» Work to complete
Only the run of lines from the one containing "Type out the text in this image." through the last line should be returned, exactly as written.

(Extracted records)

┄┄┄┄┄┄┄┄┄┄

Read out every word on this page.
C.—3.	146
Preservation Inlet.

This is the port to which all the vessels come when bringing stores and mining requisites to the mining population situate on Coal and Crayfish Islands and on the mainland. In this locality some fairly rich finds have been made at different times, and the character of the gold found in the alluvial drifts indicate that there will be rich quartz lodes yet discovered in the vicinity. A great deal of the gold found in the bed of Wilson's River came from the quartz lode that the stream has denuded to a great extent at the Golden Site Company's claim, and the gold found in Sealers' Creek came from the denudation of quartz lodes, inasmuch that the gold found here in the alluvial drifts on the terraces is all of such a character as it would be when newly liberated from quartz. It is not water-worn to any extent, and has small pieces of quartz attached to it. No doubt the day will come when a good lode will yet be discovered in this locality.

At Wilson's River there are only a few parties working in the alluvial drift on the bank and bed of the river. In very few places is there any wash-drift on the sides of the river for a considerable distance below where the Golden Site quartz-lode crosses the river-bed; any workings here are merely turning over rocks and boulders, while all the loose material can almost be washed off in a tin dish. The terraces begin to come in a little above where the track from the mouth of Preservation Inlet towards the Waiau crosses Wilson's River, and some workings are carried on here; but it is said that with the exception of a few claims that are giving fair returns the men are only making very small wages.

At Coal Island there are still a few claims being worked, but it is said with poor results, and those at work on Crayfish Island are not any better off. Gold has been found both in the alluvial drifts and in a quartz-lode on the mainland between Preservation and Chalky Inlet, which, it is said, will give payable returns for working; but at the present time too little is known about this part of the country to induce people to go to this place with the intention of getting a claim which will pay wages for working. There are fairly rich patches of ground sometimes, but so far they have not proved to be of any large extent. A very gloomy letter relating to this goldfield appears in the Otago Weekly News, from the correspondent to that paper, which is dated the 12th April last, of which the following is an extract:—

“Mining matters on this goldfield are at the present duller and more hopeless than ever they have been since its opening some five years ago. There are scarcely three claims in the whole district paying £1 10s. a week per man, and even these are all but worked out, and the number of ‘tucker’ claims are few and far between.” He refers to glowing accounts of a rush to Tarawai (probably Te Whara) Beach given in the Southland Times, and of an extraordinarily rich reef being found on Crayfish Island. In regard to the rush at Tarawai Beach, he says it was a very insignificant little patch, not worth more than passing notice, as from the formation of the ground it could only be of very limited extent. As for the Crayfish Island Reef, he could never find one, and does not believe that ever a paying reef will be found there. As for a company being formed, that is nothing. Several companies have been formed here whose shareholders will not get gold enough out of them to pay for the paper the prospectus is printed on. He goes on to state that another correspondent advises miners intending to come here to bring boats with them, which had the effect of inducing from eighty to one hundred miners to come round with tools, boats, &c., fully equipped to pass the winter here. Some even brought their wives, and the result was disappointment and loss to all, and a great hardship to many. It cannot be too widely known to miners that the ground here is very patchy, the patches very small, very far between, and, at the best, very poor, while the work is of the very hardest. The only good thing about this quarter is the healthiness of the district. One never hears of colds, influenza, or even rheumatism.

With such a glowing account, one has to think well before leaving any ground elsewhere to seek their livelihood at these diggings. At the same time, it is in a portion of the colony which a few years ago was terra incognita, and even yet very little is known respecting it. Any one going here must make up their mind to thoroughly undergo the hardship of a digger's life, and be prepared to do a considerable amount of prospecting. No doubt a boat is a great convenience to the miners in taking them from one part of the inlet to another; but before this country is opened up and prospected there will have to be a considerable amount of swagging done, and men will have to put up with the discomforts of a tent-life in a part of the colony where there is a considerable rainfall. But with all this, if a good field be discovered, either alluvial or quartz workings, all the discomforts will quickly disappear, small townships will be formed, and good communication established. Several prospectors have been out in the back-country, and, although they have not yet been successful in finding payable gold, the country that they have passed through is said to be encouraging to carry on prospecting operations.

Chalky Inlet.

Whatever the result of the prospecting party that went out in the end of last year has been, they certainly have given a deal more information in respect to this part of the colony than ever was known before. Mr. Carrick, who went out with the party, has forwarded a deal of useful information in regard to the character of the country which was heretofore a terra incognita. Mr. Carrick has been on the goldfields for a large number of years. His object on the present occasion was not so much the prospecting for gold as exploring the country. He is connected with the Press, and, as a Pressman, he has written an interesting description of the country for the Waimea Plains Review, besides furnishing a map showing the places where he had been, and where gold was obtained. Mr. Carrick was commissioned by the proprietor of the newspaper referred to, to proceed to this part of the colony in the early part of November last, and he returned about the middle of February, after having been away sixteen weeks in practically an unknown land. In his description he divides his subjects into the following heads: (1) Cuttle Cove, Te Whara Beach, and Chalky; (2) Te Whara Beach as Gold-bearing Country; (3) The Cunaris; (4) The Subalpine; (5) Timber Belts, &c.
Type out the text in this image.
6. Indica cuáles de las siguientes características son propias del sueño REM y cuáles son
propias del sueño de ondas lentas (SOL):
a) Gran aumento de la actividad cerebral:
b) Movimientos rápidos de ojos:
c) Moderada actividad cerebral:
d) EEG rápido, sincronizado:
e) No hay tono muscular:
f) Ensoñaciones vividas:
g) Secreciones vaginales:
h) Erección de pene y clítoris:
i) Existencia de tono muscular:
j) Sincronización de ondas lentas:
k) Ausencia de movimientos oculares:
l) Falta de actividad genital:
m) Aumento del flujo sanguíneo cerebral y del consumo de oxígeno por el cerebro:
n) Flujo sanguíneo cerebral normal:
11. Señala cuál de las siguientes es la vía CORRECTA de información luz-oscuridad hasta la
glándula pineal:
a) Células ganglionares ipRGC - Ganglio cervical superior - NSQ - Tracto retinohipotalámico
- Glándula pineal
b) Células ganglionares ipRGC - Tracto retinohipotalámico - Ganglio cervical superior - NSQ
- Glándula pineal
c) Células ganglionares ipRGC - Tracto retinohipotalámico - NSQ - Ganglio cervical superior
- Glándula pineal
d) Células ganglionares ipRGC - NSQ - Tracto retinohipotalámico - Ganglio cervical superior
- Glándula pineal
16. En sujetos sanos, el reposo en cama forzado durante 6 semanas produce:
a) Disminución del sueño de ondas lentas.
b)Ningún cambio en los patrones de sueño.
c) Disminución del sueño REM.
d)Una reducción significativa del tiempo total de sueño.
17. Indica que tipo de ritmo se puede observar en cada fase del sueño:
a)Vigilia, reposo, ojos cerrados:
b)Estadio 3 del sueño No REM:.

┄┄┄┄┄┄┄┄┄┄

» Result of the task
Type out the text in this image.
6. Indica cuáles de las siguientes características son propias del sueño REM y cuáles son
propias del sueño de ondas lentas (SOL):
a) Gran aumento de la actividad cerebral:
b) Movimientos rápidos de ojos:
c) Moderada actividad cerebral:
d) EEG rápido, sincronizado:
e) No hay tono muscular:
f) Ensoñaciones vividas:
g) Secreciones vaginales:
h) Erección de pene y clítoris:
i) Existencia de tono muscular:
j) Sincronización de ondas lentas:
k) Ausencia de movimientos oculares:
l) Falta de actividad genital:
m) Aumento del flujo sanguíneo cerebral y del consumo de oxígeno por el cerebro:
n) Flujo sanguíneo cerebral normal:
11. Señala cuál de las siguientes es la vía CORRECTA de información luz-oscuridad hasta la
glándula pineal:
a) Células ganglionares ipRGC - Ganglio cervical superior - NSQ - Tracto retinohipotalámico
- Glándula pineal
b) Células ganglionares ipRGC - Tracto retinohipotalámico - Ganglio cervical superior - NSQ
- Glándula pineal
c) Células ganglionares ipRGC - Tracto retinohipotalámico - NSQ - Ganglio cervical superior
- Glándula pineal
d) Células ganglionares ipRGC - NSQ - Tracto retinohipotalámico - Ganglio cervical superior
- Glándula pineal
16. En sujetos sanos, el reposo en cama forzado durante 6 semanas produce:
a) Disminución del sueño de ondas lentas.
b)Ningún cambio en los patrones de sueño.
c) Disminución del sueño REM.
d)Una reducción significativa del tiempo total de sueño.
17. Indica que tipo de ritmo se puede observar en cada fase del sueño:
a)Vigilia, reposo, ojos cerrados:
b)Estadio 3 del sueño No REM:.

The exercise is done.